##### TEXTO PROPORCIONADO #####

Después de los ajetreos de la mudanza a Madrid, decido veranear quedándome en la ciudad. Por un lado, la canícula no ha sido de las más graves, mejor que el año pasado: el termómetro rondó «apenas» los cuarenta grados durante unas dos semanas, en julio. Por el otro, hay tiempo, no hay atascos, hay sitio en los restaurantes y en buenos espectáculos, sin necesidad de reservar.

En los Jardines de Sabatini, con el impresionante marco del Palacio Real como fondo, escucho a uno de los mejores guitarristas flamencos, Pepe Habichuela. Ahora ha hecho el experimento de fusionar su música con una orquesta de cuerdas india, para probar la vieja teoría de que el flamenco viene de por allá. Y a juzgar por los aplausos, lo consigue. Luego vamos a tomar unas copas, a la una de la mañana, en la terraza del Café del Nuncio. Estar así al fresco, con una ginebra en la mano, entre las escalinatas y los murallones del siglo XVII, en pleno Madrid de los Austrias, es un placer que recompensa por no haberse ido al mar, pienso. Sobre todo si de sobremesa puede hacerse un poco de sociología de bolsillo.

Vengo de vivir en Inglaterra, en Londres. Inevitablemente, en esta llegada me lo paso comparando el talante de lo inglés con lo español. Así como la luz de España -o, al menos, la de la meseta castellana- es tajante y nítida, así me suena el habla española, henchida de una seguridad aparente (esa lengua castellana que el cronista medieval describió como «de trompetas y tambores»). En tanto que el inglés británico es ese característico eufemismo (understatement), el habla española es énfasis, exageración, gritoneo. Mientras la luz de Londres, gris, sin aristas, domesticada, jamás calienta pero tampoco enceguece, la luz de Madrid sólo admite el sol o la sombra. Por diferentes que sean nuestros climas, en Hispanoamérica somos hijos mentales de esta luz tajante, sin claroscuros, en lugar de descender de la grisácea pragmática anglosajona, como nos gustaría. Convenzámonos: preferimos el destello al matiz. Para mirar y para hablar.

#####

#### INSTRUCCIONES:
• 1. Responde estas preguntas según el texto sobre el verano en Madrid:
(a) ¿Alrededor de cuántos grados marcó el termómetro durante unas dos semanas de julio?
(b) ¿Con qué clase de orquesta fusionó Pepe Habichuela su música?
(c) ¿En qué ciudad vivía quien escribe antes de mudarse a Madrid?
• 2. Copia el fragmento del texto sobre el verano en Madrid que va desde "Después de los" hasta "necesidad de reservar.", sustituyendo "restaurantes" por "bares".

##### MATERIAL MOSTRADO #####

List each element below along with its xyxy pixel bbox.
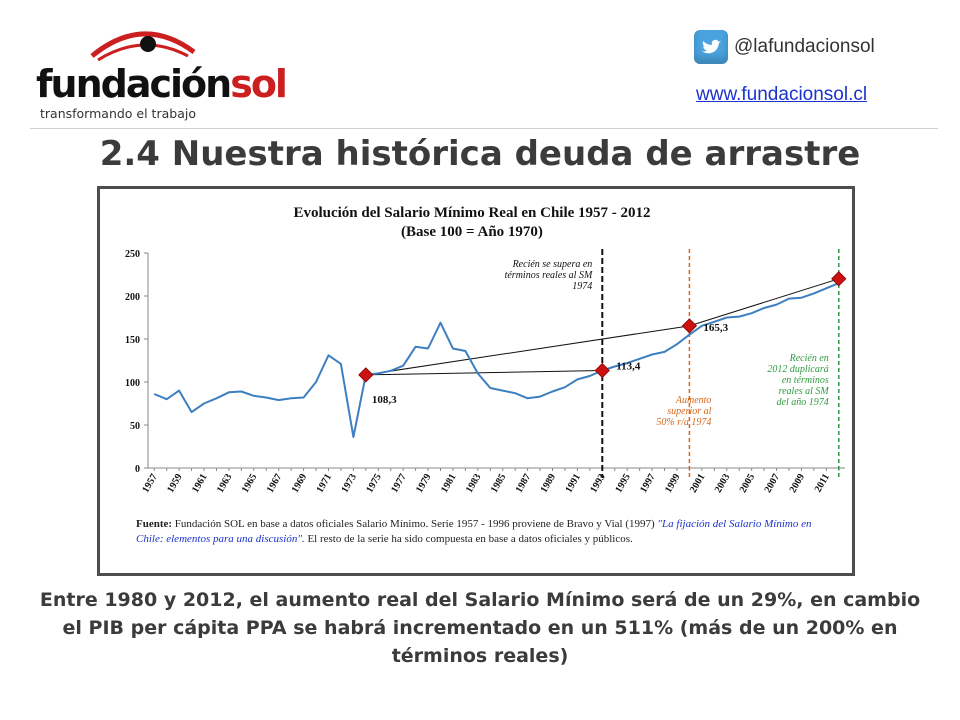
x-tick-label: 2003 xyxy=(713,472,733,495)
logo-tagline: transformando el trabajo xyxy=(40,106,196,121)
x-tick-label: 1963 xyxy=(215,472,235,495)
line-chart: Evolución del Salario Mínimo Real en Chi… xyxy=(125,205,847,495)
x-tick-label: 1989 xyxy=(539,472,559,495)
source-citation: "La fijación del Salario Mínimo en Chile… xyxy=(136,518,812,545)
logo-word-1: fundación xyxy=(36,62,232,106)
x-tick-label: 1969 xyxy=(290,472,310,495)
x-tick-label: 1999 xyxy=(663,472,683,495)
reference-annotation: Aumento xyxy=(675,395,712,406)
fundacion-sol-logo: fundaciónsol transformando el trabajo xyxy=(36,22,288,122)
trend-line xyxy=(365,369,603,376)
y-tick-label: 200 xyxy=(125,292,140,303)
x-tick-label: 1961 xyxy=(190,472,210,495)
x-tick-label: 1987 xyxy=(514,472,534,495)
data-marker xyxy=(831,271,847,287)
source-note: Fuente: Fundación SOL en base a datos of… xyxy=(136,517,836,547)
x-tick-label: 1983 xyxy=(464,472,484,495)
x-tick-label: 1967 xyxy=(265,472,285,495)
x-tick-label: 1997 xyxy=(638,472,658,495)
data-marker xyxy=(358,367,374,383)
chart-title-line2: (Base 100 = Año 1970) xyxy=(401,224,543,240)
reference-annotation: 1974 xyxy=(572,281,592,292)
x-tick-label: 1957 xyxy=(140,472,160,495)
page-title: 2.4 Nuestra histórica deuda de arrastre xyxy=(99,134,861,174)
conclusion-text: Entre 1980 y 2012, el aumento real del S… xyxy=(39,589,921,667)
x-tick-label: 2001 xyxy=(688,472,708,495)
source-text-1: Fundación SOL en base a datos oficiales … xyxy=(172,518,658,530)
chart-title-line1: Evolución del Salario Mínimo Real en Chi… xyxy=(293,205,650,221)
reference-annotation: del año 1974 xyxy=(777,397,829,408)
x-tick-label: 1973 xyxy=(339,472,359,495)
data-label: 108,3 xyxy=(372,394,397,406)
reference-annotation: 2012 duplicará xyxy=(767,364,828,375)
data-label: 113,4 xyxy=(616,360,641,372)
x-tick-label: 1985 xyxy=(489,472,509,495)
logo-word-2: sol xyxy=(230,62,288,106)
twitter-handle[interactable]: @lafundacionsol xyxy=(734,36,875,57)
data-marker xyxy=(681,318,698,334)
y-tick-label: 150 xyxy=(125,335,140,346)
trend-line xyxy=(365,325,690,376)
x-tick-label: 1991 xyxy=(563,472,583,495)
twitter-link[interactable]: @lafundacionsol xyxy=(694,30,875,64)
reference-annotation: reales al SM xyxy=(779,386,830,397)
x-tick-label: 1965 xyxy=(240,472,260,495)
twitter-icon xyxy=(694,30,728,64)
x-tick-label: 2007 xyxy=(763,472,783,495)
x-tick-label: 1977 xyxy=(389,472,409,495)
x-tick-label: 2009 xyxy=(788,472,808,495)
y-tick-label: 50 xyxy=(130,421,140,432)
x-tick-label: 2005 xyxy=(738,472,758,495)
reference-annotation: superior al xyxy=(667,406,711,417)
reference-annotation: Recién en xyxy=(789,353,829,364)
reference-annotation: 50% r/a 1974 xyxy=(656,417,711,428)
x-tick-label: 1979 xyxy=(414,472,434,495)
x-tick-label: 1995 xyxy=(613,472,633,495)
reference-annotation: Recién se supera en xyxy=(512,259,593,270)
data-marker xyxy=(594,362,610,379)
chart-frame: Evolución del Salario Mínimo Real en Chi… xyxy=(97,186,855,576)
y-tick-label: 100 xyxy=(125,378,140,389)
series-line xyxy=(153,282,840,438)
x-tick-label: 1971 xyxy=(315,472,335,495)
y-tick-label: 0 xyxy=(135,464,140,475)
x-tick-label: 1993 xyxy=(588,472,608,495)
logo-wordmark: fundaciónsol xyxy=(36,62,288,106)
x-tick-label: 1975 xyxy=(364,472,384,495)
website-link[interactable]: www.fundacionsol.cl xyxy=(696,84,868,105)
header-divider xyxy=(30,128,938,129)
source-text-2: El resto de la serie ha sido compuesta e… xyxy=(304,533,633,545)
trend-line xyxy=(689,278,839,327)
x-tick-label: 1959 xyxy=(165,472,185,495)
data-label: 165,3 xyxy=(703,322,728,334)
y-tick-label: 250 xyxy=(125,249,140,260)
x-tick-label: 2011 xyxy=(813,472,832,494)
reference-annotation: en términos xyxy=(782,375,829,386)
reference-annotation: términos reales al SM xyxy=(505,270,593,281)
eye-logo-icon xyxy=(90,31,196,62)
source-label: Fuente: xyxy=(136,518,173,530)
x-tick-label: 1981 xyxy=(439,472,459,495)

#####

#### RESULTADOS DEL EJERCICIO:
• 1.
(a) Cuarenta grados.
(b) Con una orquesta de cuerdas india.
(c) En Londres.

• 2.
Después de los ajetreos de la mudanza a Madrid, decido veranear quedándome en la ciudad. Por un lado, la canícula no ha sido de las más graves, mejor que el año pasado: el termómetro rondó «apenas» los cuarenta grados durante unas dos semanas, en julio. Por el otro, hay tiempo, no hay atascos, hay sitio en los bares y en buenos espectáculos, sin necesidad de reservar.